= RECORDED DATA =
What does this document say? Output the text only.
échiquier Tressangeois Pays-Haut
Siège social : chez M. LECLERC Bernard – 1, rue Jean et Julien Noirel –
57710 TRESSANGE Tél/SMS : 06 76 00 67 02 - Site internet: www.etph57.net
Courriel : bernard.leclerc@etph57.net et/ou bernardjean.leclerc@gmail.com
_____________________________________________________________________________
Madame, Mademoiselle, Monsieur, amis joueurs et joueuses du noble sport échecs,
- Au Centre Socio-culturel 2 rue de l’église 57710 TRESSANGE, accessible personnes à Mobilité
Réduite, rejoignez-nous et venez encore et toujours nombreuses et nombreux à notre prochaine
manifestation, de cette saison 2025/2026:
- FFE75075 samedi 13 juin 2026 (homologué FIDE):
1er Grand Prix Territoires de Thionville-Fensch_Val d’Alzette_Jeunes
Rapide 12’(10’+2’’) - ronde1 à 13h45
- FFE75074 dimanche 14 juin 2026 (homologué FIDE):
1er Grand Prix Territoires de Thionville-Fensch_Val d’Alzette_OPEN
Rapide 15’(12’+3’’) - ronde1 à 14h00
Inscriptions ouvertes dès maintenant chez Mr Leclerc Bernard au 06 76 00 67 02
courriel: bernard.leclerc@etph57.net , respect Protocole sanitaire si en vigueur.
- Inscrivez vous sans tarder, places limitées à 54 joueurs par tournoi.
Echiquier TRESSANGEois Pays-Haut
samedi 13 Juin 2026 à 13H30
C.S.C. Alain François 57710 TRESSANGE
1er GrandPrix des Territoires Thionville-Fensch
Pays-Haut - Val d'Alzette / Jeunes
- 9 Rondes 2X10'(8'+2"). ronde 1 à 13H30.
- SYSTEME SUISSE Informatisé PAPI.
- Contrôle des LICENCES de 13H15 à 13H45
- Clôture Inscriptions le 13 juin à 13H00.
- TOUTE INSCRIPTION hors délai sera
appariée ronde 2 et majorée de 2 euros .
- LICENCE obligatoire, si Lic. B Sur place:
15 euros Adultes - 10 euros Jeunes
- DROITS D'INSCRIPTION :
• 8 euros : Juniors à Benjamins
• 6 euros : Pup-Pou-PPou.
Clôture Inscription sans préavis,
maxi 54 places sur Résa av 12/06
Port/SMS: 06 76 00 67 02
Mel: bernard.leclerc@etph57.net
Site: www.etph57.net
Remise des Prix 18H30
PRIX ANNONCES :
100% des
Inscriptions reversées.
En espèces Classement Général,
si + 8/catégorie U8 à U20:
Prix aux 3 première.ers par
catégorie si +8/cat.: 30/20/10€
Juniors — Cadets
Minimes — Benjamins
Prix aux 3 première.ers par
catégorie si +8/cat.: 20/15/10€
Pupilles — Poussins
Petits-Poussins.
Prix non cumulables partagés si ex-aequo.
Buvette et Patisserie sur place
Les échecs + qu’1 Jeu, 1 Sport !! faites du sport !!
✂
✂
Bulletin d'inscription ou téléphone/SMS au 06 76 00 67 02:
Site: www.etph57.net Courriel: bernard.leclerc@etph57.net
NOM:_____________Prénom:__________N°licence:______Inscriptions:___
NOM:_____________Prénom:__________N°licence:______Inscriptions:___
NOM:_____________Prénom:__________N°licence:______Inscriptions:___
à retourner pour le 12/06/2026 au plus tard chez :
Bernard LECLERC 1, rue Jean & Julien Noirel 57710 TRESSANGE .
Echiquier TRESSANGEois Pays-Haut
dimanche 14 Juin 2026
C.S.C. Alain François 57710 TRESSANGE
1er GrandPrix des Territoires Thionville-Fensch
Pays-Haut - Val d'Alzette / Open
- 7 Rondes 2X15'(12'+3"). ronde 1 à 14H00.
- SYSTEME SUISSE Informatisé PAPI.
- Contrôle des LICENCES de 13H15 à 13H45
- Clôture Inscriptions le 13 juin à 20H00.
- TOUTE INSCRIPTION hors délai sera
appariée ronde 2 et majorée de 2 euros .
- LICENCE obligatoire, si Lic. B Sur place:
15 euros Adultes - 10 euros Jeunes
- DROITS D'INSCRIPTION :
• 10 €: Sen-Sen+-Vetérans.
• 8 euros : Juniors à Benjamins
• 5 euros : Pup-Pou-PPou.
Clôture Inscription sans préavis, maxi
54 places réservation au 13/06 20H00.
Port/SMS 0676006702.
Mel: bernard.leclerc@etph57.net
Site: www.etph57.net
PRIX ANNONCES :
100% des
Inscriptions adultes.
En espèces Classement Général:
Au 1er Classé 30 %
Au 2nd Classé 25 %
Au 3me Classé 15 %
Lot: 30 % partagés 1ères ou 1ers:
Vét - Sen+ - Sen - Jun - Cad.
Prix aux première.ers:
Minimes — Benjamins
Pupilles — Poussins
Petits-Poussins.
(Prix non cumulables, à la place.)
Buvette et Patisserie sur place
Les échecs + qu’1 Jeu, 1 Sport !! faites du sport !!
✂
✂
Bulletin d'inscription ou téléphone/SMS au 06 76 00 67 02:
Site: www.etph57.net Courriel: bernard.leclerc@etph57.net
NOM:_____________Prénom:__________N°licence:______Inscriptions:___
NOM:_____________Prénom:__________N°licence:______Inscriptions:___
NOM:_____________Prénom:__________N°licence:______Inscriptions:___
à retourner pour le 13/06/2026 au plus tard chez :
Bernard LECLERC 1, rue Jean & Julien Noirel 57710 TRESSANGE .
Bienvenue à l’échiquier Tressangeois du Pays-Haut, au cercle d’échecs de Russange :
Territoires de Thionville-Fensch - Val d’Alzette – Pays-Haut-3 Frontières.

= PROBLEM TO SOLVE =
Pull every line containing "FIDE" from the data.

= OUTPUT BELOW =
- FFE75075 samedi 13 juin 2026 (homologué FIDE):
- FFE75074 dimanche 14 juin 2026 (homologué FIDE):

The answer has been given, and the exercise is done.